◆ **TASK INSTRUCTIONS**
Send back the records in full, character for character.

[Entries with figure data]

● ● ●

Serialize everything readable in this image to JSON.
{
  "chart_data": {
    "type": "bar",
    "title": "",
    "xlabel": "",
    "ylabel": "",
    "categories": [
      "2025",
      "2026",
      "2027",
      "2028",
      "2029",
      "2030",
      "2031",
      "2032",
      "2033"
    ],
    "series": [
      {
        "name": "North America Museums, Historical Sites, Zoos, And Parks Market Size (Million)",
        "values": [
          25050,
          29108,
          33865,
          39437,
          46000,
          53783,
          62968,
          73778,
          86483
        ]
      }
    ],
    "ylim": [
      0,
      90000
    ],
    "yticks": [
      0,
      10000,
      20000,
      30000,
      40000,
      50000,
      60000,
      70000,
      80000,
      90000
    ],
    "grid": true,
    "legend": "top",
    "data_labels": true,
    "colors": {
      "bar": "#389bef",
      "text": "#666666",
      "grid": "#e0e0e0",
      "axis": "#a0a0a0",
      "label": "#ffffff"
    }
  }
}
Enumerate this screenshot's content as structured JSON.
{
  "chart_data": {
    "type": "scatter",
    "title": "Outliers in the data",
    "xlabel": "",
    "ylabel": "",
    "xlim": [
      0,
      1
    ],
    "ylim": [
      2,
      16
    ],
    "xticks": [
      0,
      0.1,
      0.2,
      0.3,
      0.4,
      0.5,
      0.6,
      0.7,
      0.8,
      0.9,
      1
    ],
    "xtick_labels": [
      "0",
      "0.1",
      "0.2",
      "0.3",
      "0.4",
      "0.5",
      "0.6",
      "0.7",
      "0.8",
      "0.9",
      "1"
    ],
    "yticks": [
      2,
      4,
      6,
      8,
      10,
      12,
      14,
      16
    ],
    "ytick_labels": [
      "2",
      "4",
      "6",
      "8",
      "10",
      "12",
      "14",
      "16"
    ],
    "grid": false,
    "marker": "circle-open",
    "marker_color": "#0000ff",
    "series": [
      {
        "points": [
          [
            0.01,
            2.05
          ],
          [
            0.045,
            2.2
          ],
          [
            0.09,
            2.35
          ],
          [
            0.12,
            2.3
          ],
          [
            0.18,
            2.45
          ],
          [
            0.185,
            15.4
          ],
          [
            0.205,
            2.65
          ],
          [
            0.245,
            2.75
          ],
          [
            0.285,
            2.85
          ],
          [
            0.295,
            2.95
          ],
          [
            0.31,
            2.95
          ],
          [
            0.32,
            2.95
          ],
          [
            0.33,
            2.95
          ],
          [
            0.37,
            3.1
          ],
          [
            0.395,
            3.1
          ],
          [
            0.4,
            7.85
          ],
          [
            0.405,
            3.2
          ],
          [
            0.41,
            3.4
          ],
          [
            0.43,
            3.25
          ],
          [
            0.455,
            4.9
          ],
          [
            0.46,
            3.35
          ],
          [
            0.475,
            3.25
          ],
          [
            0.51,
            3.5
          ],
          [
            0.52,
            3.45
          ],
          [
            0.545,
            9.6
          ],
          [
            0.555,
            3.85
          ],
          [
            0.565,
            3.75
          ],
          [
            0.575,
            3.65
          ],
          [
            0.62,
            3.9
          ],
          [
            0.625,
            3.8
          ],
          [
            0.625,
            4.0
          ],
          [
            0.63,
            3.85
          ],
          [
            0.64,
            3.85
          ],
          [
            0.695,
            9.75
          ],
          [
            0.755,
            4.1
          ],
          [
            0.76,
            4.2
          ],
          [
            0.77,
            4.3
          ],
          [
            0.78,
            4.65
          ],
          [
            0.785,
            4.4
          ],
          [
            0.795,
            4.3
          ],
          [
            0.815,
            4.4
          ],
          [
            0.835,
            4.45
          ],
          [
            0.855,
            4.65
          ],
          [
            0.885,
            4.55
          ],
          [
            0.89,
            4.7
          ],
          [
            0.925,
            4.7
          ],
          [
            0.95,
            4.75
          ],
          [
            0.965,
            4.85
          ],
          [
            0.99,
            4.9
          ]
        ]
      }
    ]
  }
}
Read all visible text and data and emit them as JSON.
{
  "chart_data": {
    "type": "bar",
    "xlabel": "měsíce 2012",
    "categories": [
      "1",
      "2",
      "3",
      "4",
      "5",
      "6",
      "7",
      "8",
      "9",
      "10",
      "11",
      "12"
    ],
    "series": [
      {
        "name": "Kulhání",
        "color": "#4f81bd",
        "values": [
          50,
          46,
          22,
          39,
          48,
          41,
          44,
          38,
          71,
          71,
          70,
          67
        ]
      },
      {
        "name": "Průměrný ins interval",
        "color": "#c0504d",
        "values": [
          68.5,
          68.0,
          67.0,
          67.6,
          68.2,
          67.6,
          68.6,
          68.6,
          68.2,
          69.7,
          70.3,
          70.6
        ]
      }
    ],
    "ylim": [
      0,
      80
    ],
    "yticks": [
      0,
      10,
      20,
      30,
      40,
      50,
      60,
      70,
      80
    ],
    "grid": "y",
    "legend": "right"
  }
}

● ● ●

◆ **TASK OUTPUT**
Serialize everything readable in this image to JSON.
{
  "chart_data": {
    "type": "bar",
    "title": "",
    "xlabel": "",
    "ylabel": "",
    "categories": [
      "2025",
      "2026",
      "2027",
      "2028",
      "2029",
      "2030",
      "2031",
      "2032",
      "2033"
    ],
    "series": [
      {
        "name": "North America Museums, Historical Sites, Zoos, And Parks Market Size (Million)",
        "values": [
          25050,
          29108,
          33865,
          39437,
          46000,
          53783,
          62968,
          73778,
          86483
        ]
      }
    ],
    "ylim": [
      0,
      90000
    ],
    "yticks": [
      0,
      10000,
      20000,
      30000,
      40000,
      50000,
      60000,
      70000,
      80000,
      90000
    ],
    "grid": true,
    "legend": "top",
    "data_labels": true,
    "colors": {
      "bar": "#389bef",
      "text": "#666666",
      "grid": "#e0e0e0",
      "axis": "#a0a0a0",
      "label": "#ffffff"
    }
  }
}
Enumerate this screenshot's content as structured JSON.
{
  "chart_data": {
    "type": "scatter",
    "title": "Outliers in the data",
    "xlabel": "",
    "ylabel": "",
    "xlim": [
      0,
      1
    ],
    "ylim": [
      2,
      16
    ],
    "xticks": [
      0,
      0.1,
      0.2,
      0.3,
      0.4,
      0.5,
      0.6,
      0.7,
      0.8,
      0.9,
      1
    ],
    "xtick_labels": [
      "0",
      "0.1",
      "0.2",
      "0.3",
      "0.4",
      "0.5",
      "0.6",
      "0.7",
      "0.8",
      "0.9",
      "1"
    ],
    "yticks": [
      2,
      4,
      6,
      8,
      10,
      12,
      14,
      16
    ],
    "ytick_labels": [
      "2",
      "4",
      "6",
      "8",
      "10",
      "12",
      "14",
      "16"
    ],
    "grid": false,
    "marker": "circle-open",
    "marker_color": "#0000ff",
    "series": [
      {
        "points": [
          [
            0.01,
            2.05
          ],
          [
            0.045,
            2.2
          ],
          [
            0.09,
            2.35
          ],
          [
            0.12,
            2.3
          ],
          [
            0.18,
            2.45
          ],
          [
            0.185,
            15.4
          ],
          [
            0.205,
            2.65
          ],
          [
            0.245,
            2.75
          ],
          [
            0.285,
            2.85
          ],
          [
            0.295,
            2.95
          ],
          [
            0.31,
            2.95
          ],
          [
            0.32,
            2.95
          ],
          [
            0.33,
            2.95
          ],
          [
            0.37,
            3.1
          ],
          [
            0.395,
            3.1
          ],
          [
            0.4,
            7.85
          ],
          [
            0.405,
            3.2
          ],
          [
            0.41,
            3.4
          ],
          [
            0.43,
            3.25
          ],
          [
            0.455,
            4.9
          ],
          [
            0.46,
            3.35
          ],
          [
            0.475,
            3.25
          ],
          [
            0.51,
            3.5
          ],
          [
            0.52,
            3.45
          ],
          [
            0.545,
            9.6
          ],
          [
            0.555,
            3.85
          ],
          [
            0.565,
            3.75
          ],
          [
            0.575,
            3.65
          ],
          [
            0.62,
            3.9
          ],
          [
            0.625,
            3.8
          ],
          [
            0.625,
            4.0
          ],
          [
            0.63,
            3.85
          ],
          [
            0.64,
            3.85
          ],
          [
            0.695,
            9.75
          ],
          [
            0.755,
            4.1
          ],
          [
            0.76,
            4.2
          ],
          [
            0.77,
            4.3
          ],
          [
            0.78,
            4.65
          ],
          [
            0.785,
            4.4
          ],
          [
            0.795,
            4.3
          ],
          [
            0.815,
            4.4
          ],
          [
            0.835,
            4.45
          ],
          [
            0.855,
            4.65
          ],
          [
            0.885,
            4.55
          ],
          [
            0.89,
            4.7
          ],
          [
            0.925,
            4.7
          ],
          [
            0.95,
            4.75
          ],
          [
            0.965,
            4.85
          ],
          [
            0.99,
            4.9
          ]
        ]
      }
    ]
  }
}
Read all visible text and data and emit them as JSON.
{
  "chart_data": {
    "type": "bar",
    "xlabel": "měsíce 2012",
    "categories": [
      "1",
      "2",
      "3",
      "4",
      "5",
      "6",
      "7",
      "8",
      "9",
      "10",
      "11",
      "12"
    ],
    "series": [
      {
        "name": "Kulhání",
        "color": "#4f81bd",
        "values": [
          50,
          46,
          22,
          39,
          48,
          41,
          44,
          38,
          71,
          71,
          70,
          67
        ]
      },
      {
        "name": "Průměrný ins interval",
        "color": "#c0504d",
        "values": [
          68.5,
          68.0,
          67.0,
          67.6,
          68.2,
          67.6,
          68.6,
          68.6,
          68.2,
          69.7,
          70.3,
          70.6
        ]
      }
    ],
    "ylim": [
      0,
      80
    ],
    "yticks": [
      0,
      10,
      20,
      30,
      40,
      50,
      60,
      70,
      80
    ],
    "grid": "y",
    "legend": "right"
  }
}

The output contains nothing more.